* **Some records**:
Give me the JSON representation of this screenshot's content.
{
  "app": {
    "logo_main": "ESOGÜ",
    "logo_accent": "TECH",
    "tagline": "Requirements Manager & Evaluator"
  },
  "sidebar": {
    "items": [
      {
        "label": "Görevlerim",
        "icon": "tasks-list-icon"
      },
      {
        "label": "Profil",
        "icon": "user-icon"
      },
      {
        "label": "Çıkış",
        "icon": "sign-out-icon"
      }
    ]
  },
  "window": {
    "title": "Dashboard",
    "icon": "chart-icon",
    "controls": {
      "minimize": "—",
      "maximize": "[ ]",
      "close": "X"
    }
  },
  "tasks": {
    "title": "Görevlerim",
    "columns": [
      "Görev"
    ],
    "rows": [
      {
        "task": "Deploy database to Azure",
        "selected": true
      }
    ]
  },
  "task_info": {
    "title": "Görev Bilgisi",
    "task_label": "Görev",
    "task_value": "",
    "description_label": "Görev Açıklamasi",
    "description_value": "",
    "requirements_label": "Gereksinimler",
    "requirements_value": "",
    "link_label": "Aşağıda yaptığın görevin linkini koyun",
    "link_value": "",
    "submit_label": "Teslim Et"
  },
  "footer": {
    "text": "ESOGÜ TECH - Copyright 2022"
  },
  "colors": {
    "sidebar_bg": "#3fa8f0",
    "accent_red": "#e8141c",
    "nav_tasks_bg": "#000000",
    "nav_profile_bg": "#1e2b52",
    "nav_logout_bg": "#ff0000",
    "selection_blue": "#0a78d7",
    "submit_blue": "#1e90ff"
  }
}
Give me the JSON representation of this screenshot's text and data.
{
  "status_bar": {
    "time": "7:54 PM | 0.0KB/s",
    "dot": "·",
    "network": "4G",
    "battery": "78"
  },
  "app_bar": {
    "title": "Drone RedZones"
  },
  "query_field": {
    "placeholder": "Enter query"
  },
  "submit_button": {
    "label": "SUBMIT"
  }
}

* **What the exercise asks**: From the entries above, copy out every line where the string "Give" appears.

* **Written solution**:
Give me the JSON representation of this screenshot's content.
Give me the JSON representation of this screenshot's text and data.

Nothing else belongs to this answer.